EXERCISE REQUIREMENTS
Retype every entry word for word.

DATASET
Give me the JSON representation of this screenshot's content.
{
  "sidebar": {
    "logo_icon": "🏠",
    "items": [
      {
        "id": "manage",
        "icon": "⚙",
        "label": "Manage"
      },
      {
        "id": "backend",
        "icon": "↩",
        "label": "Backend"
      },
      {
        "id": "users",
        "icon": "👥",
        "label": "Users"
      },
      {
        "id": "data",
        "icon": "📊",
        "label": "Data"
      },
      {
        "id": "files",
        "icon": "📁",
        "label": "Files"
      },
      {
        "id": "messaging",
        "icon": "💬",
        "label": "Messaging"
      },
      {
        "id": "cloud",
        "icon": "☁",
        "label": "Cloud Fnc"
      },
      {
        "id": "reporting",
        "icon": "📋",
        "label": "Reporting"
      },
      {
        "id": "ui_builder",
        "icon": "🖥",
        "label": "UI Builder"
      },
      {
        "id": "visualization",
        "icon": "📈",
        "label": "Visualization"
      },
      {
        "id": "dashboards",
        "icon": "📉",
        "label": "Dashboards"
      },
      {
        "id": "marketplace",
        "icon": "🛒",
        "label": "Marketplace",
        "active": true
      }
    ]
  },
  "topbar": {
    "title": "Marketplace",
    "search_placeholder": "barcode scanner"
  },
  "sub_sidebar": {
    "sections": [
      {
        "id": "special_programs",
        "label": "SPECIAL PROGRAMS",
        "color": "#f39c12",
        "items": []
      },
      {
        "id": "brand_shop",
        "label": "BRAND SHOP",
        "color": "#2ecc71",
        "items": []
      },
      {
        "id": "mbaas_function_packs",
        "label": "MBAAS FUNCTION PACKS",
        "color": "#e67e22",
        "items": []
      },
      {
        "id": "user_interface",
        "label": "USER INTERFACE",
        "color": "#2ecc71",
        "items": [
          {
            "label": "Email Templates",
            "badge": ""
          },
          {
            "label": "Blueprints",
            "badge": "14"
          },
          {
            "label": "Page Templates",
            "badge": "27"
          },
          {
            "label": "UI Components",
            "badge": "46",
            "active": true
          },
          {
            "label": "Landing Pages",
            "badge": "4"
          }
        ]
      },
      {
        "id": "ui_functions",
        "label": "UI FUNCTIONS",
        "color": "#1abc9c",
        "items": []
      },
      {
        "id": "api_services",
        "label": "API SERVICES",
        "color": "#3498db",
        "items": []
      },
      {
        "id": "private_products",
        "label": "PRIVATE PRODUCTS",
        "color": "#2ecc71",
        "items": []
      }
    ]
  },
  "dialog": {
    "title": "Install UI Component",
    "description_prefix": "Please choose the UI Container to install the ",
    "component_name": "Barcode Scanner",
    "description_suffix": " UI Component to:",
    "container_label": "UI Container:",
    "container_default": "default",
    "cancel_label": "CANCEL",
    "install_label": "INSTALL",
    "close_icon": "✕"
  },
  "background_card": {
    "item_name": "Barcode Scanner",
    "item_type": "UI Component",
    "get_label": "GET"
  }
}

FULL OUTPUT
Give me the JSON representation of this screenshot's content.
{
  "sidebar": {
    "logo_icon": "🏠",
    "items": [
      {
        "id": "manage",
        "icon": "⚙",
        "label": "Manage"
      },
      {
        "id": "backend",
        "icon": "↩",
        "label": "Backend"
      },
      {
        "id": "users",
        "icon": "👥",
        "label": "Users"
      },
      {
        "id": "data",
        "icon": "📊",
        "label": "Data"
      },
      {
        "id": "files",
        "icon": "📁",
        "label": "Files"
      },
      {
        "id": "messaging",
        "icon": "💬",
        "label": "Messaging"
      },
      {
        "id": "cloud",
        "icon": "☁",
        "label": "Cloud Fnc"
      },
      {
        "id": "reporting",
        "icon": "📋",
        "label": "Reporting"
      },
      {
        "id": "ui_builder",
        "icon": "🖥",
        "label": "UI Builder"
      },
      {
        "id": "visualization",
        "icon": "📈",
        "label": "Visualization"
      },
      {
        "id": "dashboards",
        "icon": "📉",
        "label": "Dashboards"
      },
      {
        "id": "marketplace",
        "icon": "🛒",
        "label": "Marketplace",
        "active": true
      }
    ]
  },
  "topbar": {
    "title": "Marketplace",
    "search_placeholder": "barcode scanner"
  },
  "sub_sidebar": {
    "sections": [
      {
        "id": "special_programs",
        "label": "SPECIAL PROGRAMS",
        "color": "#f39c12",
        "items": []
      },
      {
        "id": "brand_shop",
        "label": "BRAND SHOP",
        "color": "#2ecc71",
        "items": []
      },
      {
        "id": "mbaas_function_packs",
        "label": "MBAAS FUNCTION PACKS",
        "color": "#e67e22",
        "items": []
      },
      {
        "id": "user_interface",
        "label": "USER INTERFACE",
        "color": "#2ecc71",
        "items": [
          {
            "label": "Email Templates",
            "badge": ""
          },
          {
            "label": "Blueprints",
            "badge": "14"
          },
          {
            "label": "Page Templates",
            "badge": "27"
          },
          {
            "label": "UI Components",
            "badge": "46",
            "active": true
          },
          {
            "label": "Landing Pages",
            "badge": "4"
          }
        ]
      },
      {
        "id": "ui_functions",
        "label": "UI FUNCTIONS",
        "color": "#1abc9c",
        "items": []
      },
      {
        "id": "api_services",
        "label": "API SERVICES",
        "color": "#3498db",
        "items": []
      },
      {
        "id": "private_products",
        "label": "PRIVATE PRODUCTS",
        "color": "#2ecc71",
        "items": []
      }
    ]
  },
  "dialog": {
    "title": "Install UI Component",
    "description_prefix": "Please choose the UI Container to install the ",
    "component_name": "Barcode Scanner",
    "description_suffix": " UI Component to:",
    "container_label": "UI Container:",
    "container_default": "default",
    "cancel_label": "CANCEL",
    "install_label": "INSTALL",
    "close_icon": "✕"
  },
  "background_card": {
    "item_name": "Barcode Scanner",
    "item_type": "UI Component",
    "get_label": "GET"
  }
}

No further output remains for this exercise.